Material for the task:
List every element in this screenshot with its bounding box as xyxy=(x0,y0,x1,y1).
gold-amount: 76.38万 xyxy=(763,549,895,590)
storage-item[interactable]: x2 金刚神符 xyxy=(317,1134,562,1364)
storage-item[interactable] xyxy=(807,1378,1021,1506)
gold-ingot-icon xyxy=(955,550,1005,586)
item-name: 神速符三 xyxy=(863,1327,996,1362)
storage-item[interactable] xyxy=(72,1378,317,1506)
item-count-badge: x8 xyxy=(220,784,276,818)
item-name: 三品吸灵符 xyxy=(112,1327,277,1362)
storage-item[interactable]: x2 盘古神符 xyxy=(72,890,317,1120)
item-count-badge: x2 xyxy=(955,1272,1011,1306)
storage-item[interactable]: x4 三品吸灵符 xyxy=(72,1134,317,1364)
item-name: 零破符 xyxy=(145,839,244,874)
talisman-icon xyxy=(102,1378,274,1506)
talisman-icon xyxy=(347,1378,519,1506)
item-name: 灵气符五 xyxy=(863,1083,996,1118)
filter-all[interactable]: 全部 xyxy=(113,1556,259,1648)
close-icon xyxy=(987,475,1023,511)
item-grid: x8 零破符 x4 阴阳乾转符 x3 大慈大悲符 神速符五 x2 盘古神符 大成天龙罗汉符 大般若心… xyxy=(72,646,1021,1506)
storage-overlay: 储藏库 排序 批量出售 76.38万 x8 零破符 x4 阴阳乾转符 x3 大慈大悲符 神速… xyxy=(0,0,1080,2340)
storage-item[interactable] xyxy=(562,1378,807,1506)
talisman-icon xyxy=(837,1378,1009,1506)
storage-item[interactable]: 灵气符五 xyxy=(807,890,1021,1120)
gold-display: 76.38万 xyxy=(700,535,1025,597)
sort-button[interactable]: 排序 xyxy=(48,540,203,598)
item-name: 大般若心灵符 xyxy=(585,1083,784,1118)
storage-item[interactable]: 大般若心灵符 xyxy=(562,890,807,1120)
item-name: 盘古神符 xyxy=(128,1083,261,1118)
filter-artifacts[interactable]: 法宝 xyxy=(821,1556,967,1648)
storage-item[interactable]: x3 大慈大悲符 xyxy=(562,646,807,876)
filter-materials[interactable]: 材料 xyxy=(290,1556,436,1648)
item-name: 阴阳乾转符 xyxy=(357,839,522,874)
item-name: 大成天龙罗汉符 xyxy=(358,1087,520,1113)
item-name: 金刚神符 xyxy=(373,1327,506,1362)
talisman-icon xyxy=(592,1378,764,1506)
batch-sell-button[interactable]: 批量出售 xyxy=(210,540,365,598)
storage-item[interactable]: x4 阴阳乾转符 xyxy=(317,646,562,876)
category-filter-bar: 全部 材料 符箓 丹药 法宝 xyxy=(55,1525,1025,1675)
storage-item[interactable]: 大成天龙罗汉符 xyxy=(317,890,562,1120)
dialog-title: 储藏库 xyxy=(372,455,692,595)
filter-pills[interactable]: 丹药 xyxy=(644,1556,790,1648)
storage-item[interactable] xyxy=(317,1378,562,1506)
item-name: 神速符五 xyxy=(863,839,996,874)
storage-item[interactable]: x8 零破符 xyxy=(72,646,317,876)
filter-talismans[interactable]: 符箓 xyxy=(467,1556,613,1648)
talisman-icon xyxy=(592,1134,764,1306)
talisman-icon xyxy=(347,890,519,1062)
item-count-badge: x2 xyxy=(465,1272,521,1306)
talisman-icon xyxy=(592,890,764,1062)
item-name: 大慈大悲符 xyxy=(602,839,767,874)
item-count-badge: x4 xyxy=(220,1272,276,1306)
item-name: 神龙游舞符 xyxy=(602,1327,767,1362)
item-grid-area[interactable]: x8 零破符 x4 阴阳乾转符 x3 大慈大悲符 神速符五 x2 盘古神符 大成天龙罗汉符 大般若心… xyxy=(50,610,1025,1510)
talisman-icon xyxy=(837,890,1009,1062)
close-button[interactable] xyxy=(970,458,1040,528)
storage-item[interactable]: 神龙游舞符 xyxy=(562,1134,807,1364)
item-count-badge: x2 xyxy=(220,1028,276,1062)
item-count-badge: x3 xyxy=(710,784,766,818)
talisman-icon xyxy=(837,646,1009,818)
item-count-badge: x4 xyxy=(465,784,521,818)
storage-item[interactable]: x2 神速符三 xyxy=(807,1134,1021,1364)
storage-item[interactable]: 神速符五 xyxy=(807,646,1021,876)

What needs to be done: Starting at the beginning of the records and ending at the line that contains "item-name: 三品吸灵符 xyxy=(112,1327,277,1362)", rename "gold-amount" to "currency-amount" and write out only those lines, with nothing else changed.

Exercise result:
List every element in this screenshot with its bounding box as xyxy=(x0,y0,x1,y1).
currency-amount: 76.38万 xyxy=(763,549,895,590)
storage-item[interactable]: x2 金刚神符 xyxy=(317,1134,562,1364)
storage-item[interactable] xyxy=(807,1378,1021,1506)
gold-ingot-icon xyxy=(955,550,1005,586)
item-name: 神速符三 xyxy=(863,1327,996,1362)
storage-item[interactable] xyxy=(72,1378,317,1506)
item-count-badge: x8 xyxy=(220,784,276,818)
item-name: 三品吸灵符 xyxy=(112,1327,277,1362)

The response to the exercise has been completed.